§ Task statement
Set the data down again, exactly as it reads, but without the pictures.

## begin Dataset extract

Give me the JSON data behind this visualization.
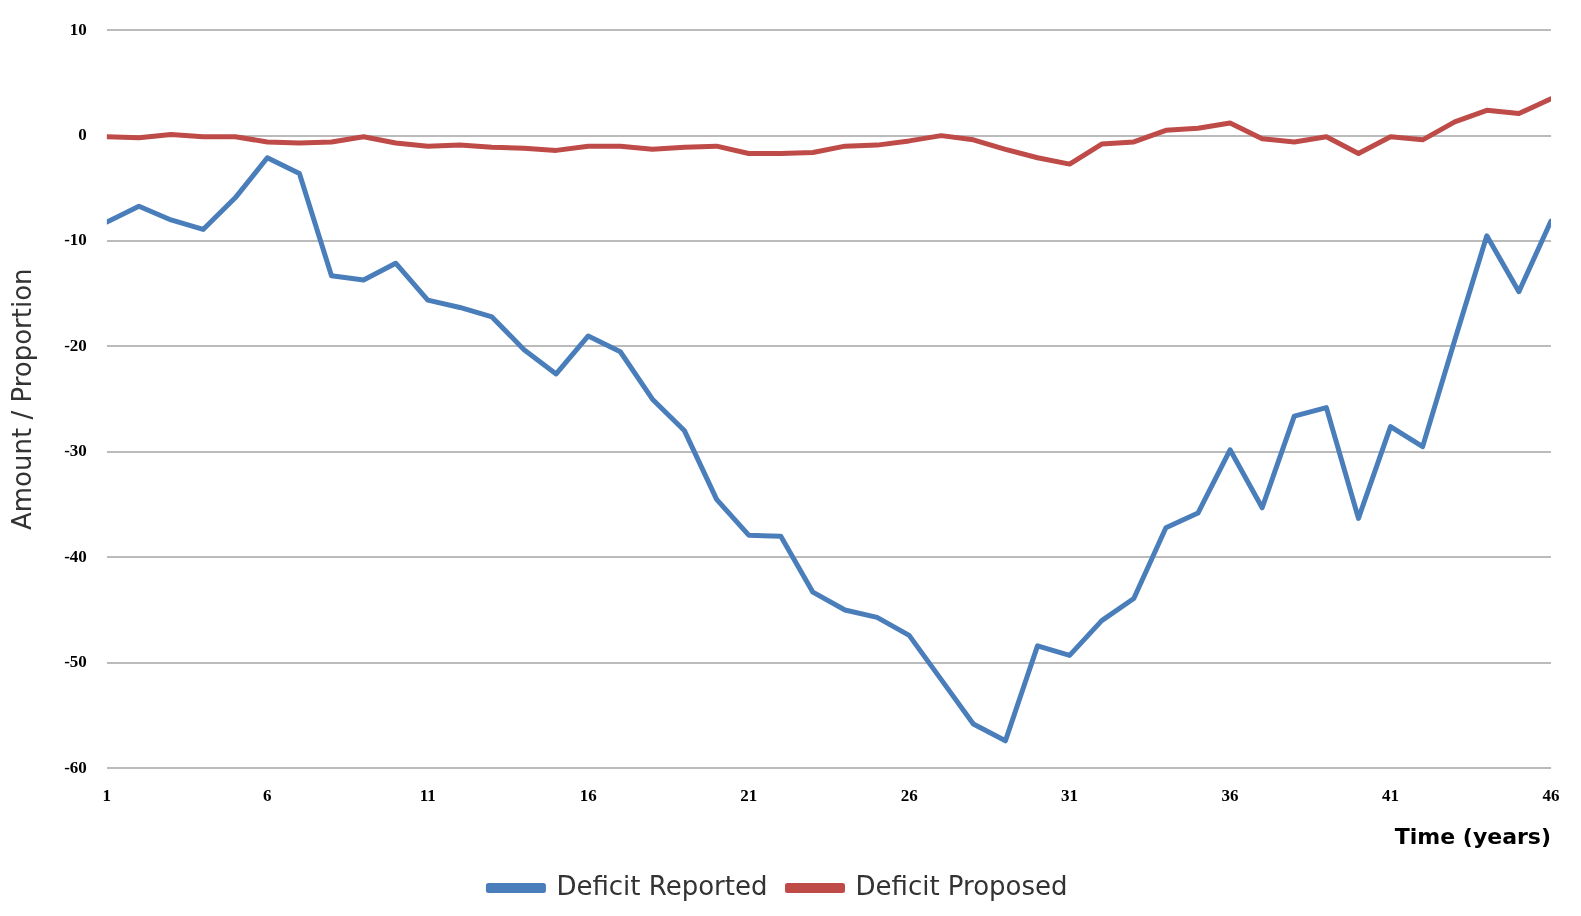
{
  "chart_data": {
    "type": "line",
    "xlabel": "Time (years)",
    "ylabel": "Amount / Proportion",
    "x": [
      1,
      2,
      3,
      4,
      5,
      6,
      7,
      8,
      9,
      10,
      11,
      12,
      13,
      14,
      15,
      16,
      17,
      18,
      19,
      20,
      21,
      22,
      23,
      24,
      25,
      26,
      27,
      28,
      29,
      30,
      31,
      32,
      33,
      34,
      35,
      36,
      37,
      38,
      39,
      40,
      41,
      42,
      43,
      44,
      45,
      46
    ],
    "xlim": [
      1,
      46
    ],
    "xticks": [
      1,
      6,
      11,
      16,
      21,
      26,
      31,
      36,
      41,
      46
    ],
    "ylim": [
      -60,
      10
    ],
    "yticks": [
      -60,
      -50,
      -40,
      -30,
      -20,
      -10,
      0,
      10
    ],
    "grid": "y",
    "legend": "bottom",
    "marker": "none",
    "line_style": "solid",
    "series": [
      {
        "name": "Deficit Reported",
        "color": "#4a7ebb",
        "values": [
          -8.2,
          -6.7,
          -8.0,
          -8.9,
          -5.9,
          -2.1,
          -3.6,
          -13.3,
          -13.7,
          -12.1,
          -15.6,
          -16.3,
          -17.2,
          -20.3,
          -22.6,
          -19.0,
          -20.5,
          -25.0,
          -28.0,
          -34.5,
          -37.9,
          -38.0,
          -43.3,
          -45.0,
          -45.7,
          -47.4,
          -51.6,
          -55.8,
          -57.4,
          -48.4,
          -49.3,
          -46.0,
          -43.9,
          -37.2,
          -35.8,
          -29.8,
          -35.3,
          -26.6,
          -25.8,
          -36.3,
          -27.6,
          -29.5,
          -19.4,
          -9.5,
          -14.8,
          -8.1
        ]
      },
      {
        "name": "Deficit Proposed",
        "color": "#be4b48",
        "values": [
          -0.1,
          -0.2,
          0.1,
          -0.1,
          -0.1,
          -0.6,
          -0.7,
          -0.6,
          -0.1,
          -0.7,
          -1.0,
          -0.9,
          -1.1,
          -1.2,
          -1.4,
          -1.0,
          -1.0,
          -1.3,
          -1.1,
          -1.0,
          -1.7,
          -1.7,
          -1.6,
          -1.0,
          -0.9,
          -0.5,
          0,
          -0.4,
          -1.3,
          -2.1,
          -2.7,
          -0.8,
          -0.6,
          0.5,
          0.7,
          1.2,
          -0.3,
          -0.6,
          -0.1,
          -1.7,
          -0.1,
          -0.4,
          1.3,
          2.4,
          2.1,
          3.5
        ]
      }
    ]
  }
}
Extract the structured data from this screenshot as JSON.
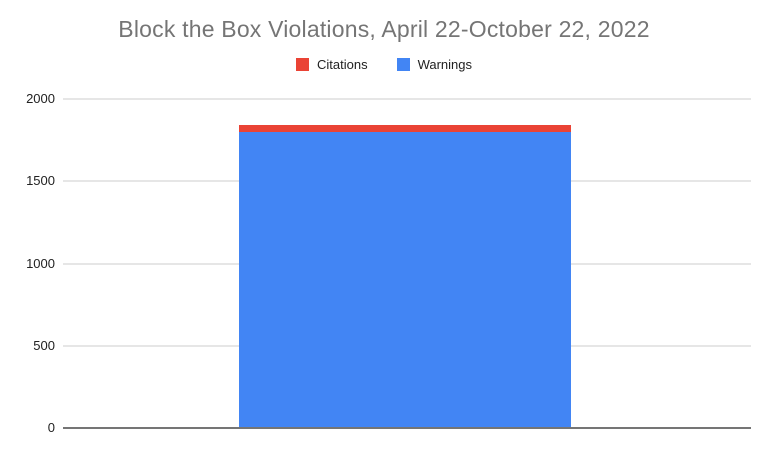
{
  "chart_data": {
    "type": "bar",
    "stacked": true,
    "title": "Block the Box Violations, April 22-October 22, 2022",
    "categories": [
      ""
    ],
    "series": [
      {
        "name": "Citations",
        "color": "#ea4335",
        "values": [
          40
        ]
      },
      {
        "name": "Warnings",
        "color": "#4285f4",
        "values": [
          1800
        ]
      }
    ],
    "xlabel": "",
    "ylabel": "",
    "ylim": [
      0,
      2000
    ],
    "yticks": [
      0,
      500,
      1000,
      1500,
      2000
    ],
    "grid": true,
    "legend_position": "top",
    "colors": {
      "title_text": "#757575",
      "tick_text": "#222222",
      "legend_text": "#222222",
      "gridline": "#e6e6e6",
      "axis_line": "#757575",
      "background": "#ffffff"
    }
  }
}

## end Dataset extract

§ Task answer
Give me the JSON data behind this visualization.
{
  "chart_data": {
    "type": "line",
    "xlabel": "Time (years)",
    "ylabel": "Amount / Proportion",
    "x": [
      1,
      2,
      3,
      4,
      5,
      6,
      7,
      8,
      9,
      10,
      11,
      12,
      13,
      14,
      15,
      16,
      17,
      18,
      19,
      20,
      21,
      22,
      23,
      24,
      25,
      26,
      27,
      28,
      29,
      30,
      31,
      32,
      33,
      34,
      35,
      36,
      37,
      38,
      39,
      40,
      41,
      42,
      43,
      44,
      45,
      46
    ],
    "xlim": [
      1,
      46
    ],
    "xticks": [
      1,
      6,
      11,
      16,
      21,
      26,
      31,
      36,
      41,
      46
    ],
    "ylim": [
      -60,
      10
    ],
    "yticks": [
      -60,
      -50,
      -40,
      -30,
      -20,
      -10,
      0,
      10
    ],
    "grid": "y",
    "legend": "bottom",
    "marker": "none",
    "line_style": "solid",
    "series": [
      {
        "name": "Deficit Reported",
        "color": "#4a7ebb",
        "values": [
          -8.2,
          -6.7,
          -8.0,
          -8.9,
          -5.9,
          -2.1,
          -3.6,
          -13.3,
          -13.7,
          -12.1,
          -15.6,
          -16.3,
          -17.2,
          -20.3,
          -22.6,
          -19.0,
          -20.5,
          -25.0,
          -28.0,
          -34.5,
          -37.9,
          -38.0,
          -43.3,
          -45.0,
          -45.7,
          -47.4,
          -51.6,
          -55.8,
          -57.4,
          -48.4,
          -49.3,
          -46.0,
          -43.9,
          -37.2,
          -35.8,
          -29.8,
          -35.3,
          -26.6,
          -25.8,
          -36.3,
          -27.6,
          -29.5,
          -19.4,
          -9.5,
          -14.8,
          -8.1
        ]
      },
      {
        "name": "Deficit Proposed",
        "color": "#be4b48",
        "values": [
          -0.1,
          -0.2,
          0.1,
          -0.1,
          -0.1,
          -0.6,
          -0.7,
          -0.6,
          -0.1,
          -0.7,
          -1.0,
          -0.9,
          -1.1,
          -1.2,
          -1.4,
          -1.0,
          -1.0,
          -1.3,
          -1.1,
          -1.0,
          -1.7,
          -1.7,
          -1.6,
          -1.0,
          -0.9,
          -0.5,
          0,
          -0.4,
          -1.3,
          -2.1,
          -2.7,
          -0.8,
          -0.6,
          0.5,
          0.7,
          1.2,
          -0.3,
          -0.6,
          -0.1,
          -1.7,
          -0.1,
          -0.4,
          1.3,
          2.4,
          2.1,
          3.5
        ]
      }
    ]
  }
}
Extract the structured data from this screenshot as JSON.
{
  "chart_data": {
    "type": "bar",
    "stacked": true,
    "title": "Block the Box Violations, April 22-October 22, 2022",
    "categories": [
      ""
    ],
    "series": [
      {
        "name": "Citations",
        "color": "#ea4335",
        "values": [
          40
        ]
      },
      {
        "name": "Warnings",
        "color": "#4285f4",
        "values": [
          1800
        ]
      }
    ],
    "xlabel": "",
    "ylabel": "",
    "ylim": [
      0,
      2000
    ],
    "yticks": [
      0,
      500,
      1000,
      1500,
      2000
    ],
    "grid": true,
    "legend_position": "top",
    "colors": {
      "title_text": "#757575",
      "tick_text": "#222222",
      "legend_text": "#222222",
      "gridline": "#e6e6e6",
      "axis_line": "#757575",
      "background": "#ffffff"
    }
  }
}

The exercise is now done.